• _WHAT THE TASK ASKS_
Filter these entries, keeping only lines that hold the word "vous".

start STORED ROWS

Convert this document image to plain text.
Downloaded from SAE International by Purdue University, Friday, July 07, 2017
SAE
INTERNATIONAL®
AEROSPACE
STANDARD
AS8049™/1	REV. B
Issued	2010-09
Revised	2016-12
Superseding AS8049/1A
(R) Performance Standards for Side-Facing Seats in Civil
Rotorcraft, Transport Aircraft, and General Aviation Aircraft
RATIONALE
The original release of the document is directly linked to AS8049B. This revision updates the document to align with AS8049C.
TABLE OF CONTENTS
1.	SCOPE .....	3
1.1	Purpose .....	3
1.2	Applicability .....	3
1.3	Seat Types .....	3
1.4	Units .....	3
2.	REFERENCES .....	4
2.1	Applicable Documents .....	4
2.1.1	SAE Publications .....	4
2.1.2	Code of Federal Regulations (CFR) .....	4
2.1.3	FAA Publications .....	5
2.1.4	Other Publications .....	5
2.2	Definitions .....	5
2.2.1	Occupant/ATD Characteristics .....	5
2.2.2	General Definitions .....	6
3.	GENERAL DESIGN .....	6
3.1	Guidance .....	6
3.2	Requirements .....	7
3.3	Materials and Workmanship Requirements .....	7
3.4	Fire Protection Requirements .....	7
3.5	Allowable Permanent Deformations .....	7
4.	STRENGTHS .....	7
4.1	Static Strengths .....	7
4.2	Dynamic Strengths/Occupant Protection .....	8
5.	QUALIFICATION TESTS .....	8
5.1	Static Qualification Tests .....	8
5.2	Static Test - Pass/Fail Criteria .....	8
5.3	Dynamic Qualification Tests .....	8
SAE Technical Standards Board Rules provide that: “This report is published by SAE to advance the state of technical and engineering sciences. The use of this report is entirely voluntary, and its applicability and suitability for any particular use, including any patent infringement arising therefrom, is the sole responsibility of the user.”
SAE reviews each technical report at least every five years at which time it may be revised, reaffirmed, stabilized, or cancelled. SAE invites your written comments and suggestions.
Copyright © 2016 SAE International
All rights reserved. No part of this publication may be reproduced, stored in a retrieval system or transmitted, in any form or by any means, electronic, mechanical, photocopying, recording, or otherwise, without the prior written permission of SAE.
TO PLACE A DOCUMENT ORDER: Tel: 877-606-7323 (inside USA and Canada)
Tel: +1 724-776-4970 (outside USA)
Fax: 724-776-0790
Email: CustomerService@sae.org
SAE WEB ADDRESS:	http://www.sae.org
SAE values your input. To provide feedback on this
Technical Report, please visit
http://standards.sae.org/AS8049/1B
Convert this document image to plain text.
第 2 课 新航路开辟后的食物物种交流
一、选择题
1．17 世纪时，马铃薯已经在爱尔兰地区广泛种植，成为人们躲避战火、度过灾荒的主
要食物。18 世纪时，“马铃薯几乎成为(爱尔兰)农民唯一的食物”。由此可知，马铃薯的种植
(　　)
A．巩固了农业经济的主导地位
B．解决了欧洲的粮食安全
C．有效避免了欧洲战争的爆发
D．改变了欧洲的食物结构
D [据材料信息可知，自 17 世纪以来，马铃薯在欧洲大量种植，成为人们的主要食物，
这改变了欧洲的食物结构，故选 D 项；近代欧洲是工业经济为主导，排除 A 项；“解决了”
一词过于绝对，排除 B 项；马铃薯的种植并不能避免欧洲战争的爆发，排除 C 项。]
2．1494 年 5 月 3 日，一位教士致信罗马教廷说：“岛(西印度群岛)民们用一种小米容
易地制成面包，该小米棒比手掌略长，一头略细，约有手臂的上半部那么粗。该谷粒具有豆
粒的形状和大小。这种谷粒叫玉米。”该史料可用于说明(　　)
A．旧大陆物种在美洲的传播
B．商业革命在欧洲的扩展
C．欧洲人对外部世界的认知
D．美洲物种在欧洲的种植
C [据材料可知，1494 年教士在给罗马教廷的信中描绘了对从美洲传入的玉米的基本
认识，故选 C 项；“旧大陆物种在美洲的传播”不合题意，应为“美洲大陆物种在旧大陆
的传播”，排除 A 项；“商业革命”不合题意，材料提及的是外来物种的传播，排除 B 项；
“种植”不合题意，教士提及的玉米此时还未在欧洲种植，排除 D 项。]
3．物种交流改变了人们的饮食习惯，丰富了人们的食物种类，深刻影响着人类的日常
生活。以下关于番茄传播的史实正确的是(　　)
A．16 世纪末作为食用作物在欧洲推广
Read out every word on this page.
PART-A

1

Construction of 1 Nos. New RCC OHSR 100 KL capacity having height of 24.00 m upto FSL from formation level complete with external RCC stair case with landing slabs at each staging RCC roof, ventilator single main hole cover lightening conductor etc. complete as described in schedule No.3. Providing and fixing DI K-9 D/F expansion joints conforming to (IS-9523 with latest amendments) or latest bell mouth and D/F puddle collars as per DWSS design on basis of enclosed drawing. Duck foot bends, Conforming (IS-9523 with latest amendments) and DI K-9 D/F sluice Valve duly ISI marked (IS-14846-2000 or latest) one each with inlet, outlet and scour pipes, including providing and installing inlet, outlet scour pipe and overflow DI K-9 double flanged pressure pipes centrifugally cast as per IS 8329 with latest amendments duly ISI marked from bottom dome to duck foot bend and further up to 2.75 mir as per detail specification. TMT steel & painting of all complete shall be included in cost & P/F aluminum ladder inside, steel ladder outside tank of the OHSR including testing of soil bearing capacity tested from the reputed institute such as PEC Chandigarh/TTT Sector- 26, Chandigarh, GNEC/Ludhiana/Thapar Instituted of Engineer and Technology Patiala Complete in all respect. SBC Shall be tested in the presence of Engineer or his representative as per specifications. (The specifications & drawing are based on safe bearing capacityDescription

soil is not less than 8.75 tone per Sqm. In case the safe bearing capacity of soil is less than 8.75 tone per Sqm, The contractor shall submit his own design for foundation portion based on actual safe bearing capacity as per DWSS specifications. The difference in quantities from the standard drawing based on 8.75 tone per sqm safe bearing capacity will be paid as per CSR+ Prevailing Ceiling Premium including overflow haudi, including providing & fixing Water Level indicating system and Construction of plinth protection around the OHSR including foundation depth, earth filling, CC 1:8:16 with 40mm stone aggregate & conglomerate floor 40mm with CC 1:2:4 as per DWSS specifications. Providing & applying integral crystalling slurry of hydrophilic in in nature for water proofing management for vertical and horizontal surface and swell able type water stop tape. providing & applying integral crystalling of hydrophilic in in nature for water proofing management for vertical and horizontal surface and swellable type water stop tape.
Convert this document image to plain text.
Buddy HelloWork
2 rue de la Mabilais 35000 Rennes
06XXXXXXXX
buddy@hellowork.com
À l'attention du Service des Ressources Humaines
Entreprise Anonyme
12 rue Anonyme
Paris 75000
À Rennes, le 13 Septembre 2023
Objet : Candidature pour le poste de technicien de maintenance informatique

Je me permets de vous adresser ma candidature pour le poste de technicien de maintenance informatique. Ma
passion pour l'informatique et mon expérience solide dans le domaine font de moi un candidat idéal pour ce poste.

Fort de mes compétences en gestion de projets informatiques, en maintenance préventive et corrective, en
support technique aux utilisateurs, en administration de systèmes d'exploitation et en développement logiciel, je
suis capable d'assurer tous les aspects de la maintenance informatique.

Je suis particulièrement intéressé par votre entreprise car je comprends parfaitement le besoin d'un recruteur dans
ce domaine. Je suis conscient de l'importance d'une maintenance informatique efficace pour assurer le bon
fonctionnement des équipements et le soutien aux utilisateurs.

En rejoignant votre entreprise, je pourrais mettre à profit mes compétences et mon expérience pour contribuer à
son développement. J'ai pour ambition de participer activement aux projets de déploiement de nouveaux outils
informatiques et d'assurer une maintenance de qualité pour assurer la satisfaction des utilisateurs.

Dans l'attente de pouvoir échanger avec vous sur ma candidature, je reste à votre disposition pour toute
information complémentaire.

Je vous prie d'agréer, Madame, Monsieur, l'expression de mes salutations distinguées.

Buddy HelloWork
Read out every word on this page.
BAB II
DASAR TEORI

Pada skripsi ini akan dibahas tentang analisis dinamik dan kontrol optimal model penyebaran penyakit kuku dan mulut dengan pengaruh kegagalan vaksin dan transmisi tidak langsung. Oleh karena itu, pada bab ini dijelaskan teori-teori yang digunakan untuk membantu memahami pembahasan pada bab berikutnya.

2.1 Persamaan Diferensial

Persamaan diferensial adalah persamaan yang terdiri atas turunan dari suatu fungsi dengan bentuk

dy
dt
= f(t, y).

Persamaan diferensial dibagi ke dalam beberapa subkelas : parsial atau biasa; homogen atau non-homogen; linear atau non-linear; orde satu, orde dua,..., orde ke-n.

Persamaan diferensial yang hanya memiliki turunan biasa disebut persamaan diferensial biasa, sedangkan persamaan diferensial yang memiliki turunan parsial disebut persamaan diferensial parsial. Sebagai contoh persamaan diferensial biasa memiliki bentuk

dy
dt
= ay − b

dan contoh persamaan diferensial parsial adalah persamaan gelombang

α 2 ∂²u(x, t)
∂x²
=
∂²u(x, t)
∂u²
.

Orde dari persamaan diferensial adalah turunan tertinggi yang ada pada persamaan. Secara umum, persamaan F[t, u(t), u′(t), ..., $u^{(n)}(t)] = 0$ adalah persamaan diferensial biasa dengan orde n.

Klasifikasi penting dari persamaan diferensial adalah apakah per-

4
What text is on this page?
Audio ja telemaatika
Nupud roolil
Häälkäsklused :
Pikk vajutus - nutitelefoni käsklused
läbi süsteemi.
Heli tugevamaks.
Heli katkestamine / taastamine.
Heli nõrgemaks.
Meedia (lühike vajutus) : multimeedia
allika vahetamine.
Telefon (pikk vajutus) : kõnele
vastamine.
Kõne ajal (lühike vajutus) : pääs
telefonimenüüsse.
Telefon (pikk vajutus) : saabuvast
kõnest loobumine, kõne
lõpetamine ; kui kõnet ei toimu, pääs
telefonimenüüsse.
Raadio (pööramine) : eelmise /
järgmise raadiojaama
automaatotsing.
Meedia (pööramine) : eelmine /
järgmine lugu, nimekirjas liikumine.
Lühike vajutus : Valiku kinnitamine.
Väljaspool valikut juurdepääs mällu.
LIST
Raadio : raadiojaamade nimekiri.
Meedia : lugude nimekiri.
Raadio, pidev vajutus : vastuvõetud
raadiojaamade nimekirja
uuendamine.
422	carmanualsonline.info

end STORED ROWS

• _REPLY TO THE EXERCISE_
Je me permets de vous adresser ma candidature pour le poste de technicien de maintenance informatique. Ma
Dans l'attente de pouvoir échanger avec vous sur ma candidature, je reste à votre disposition pour toute
Je vous prie d'agréer, Madame, Monsieur, l'expression de mes salutations distinguées.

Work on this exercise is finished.